Problem: Copy the records below exactly, leaving out every picture.

* start Data in this exercise *

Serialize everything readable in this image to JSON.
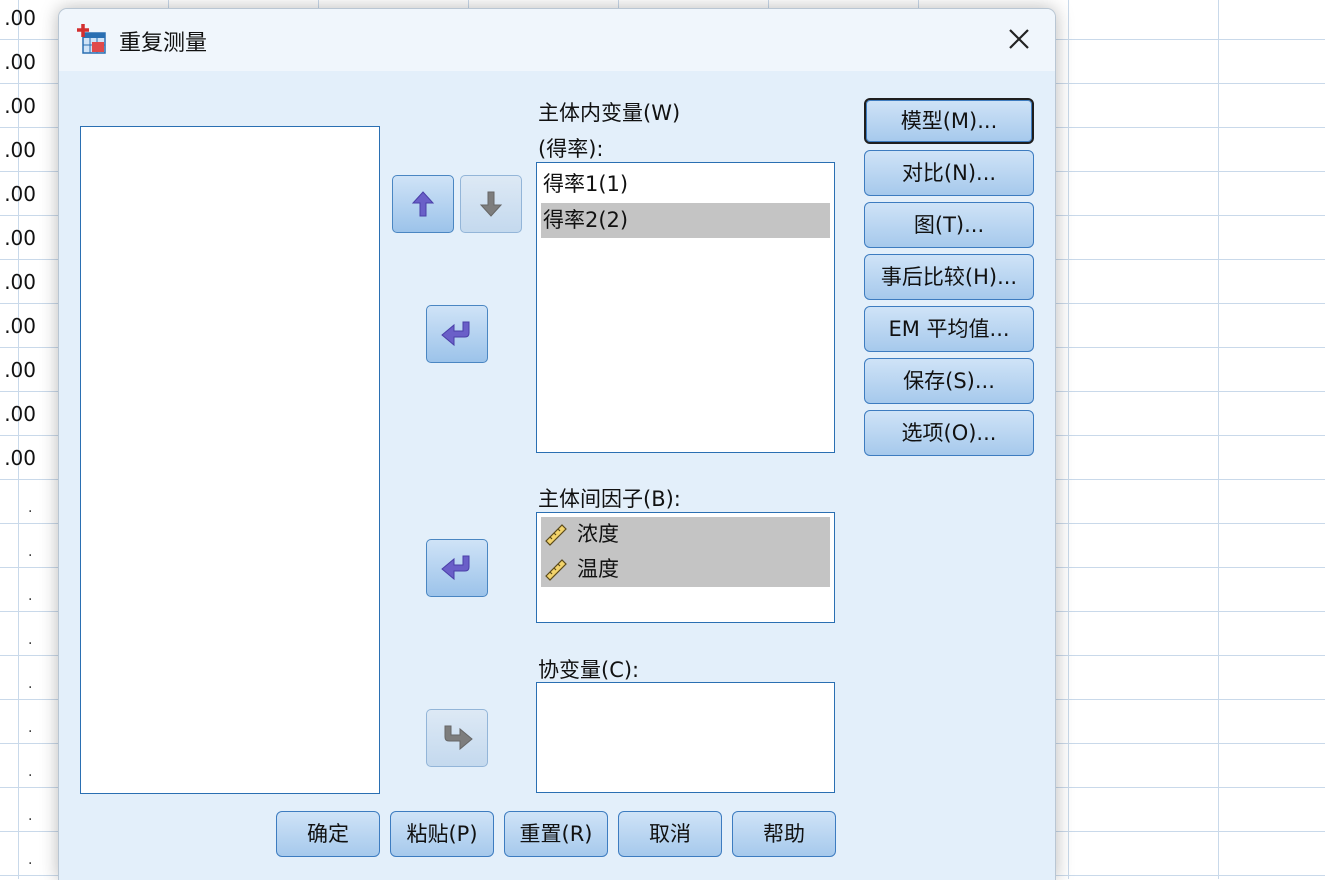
{
  "window": {
    "title": "重复测量"
  },
  "background_sheet": {
    "values": [
      ".00",
      ".00",
      ".00",
      ".00",
      ".00",
      ".00",
      ".00",
      ".00",
      ".00",
      ".00",
      ".00"
    ],
    "empty_marker": "."
  },
  "within_subjects": {
    "label": "主体内变量(W)",
    "sublabel": "(得率):",
    "items": [
      {
        "label": "得率1(1)",
        "selected": false
      },
      {
        "label": "得率2(2)",
        "selected": true
      }
    ]
  },
  "between_factors": {
    "label": "主体间因子(B):",
    "items": [
      {
        "label": "浓度",
        "icon": "ruler-icon",
        "selected": true
      },
      {
        "label": "温度",
        "icon": "ruler-icon",
        "selected": true
      }
    ]
  },
  "covariates": {
    "label": "协变量(C):"
  },
  "side_buttons": {
    "model": "模型(M)...",
    "contrast": "对比(N)...",
    "plots": "图(T)...",
    "posthoc": "事后比较(H)...",
    "em_means": "EM 平均值...",
    "save": "保存(S)...",
    "options": "选项(O)..."
  },
  "bottom_buttons": {
    "ok": "确定",
    "paste": "粘贴(P)",
    "reset": "重置(R)",
    "cancel": "取消",
    "help": "帮助"
  },
  "colors": {
    "dialog_bg": "#e3effa",
    "button_top": "#cfe3f7",
    "button_bottom": "#a6c9ec",
    "arrow_active": "#6a5fc8",
    "arrow_disabled": "#7d7d7d",
    "selection": "#c4c4c4"
  }
}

* end Data in this exercise *

Output below:
Serialize everything readable in this image to JSON.
{
  "window": {
    "title": "重复测量"
  },
  "background_sheet": {
    "values": [
      ".00",
      ".00",
      ".00",
      ".00",
      ".00",
      ".00",
      ".00",
      ".00",
      ".00",
      ".00",
      ".00"
    ],
    "empty_marker": "."
  },
  "within_subjects": {
    "label": "主体内变量(W)",
    "sublabel": "(得率):",
    "items": [
      {
        "label": "得率1(1)",
        "selected": false
      },
      {
        "label": "得率2(2)",
        "selected": true
      }
    ]
  },
  "between_factors": {
    "label": "主体间因子(B):",
    "items": [
      {
        "label": "浓度",
        "icon": "ruler-icon",
        "selected": true
      },
      {
        "label": "温度",
        "icon": "ruler-icon",
        "selected": true
      }
    ]
  },
  "covariates": {
    "label": "协变量(C):"
  },
  "side_buttons": {
    "model": "模型(M)...",
    "contrast": "对比(N)...",
    "plots": "图(T)...",
    "posthoc": "事后比较(H)...",
    "em_means": "EM 平均值...",
    "save": "保存(S)...",
    "options": "选项(O)..."
  },
  "bottom_buttons": {
    "ok": "确定",
    "paste": "粘贴(P)",
    "reset": "重置(R)",
    "cancel": "取消",
    "help": "帮助"
  },
  "colors": {
    "dialog_bg": "#e3effa",
    "button_top": "#cfe3f7",
    "button_bottom": "#a6c9ec",
    "arrow_active": "#6a5fc8",
    "arrow_disabled": "#7d7d7d",
    "selection": "#c4c4c4"
  }
}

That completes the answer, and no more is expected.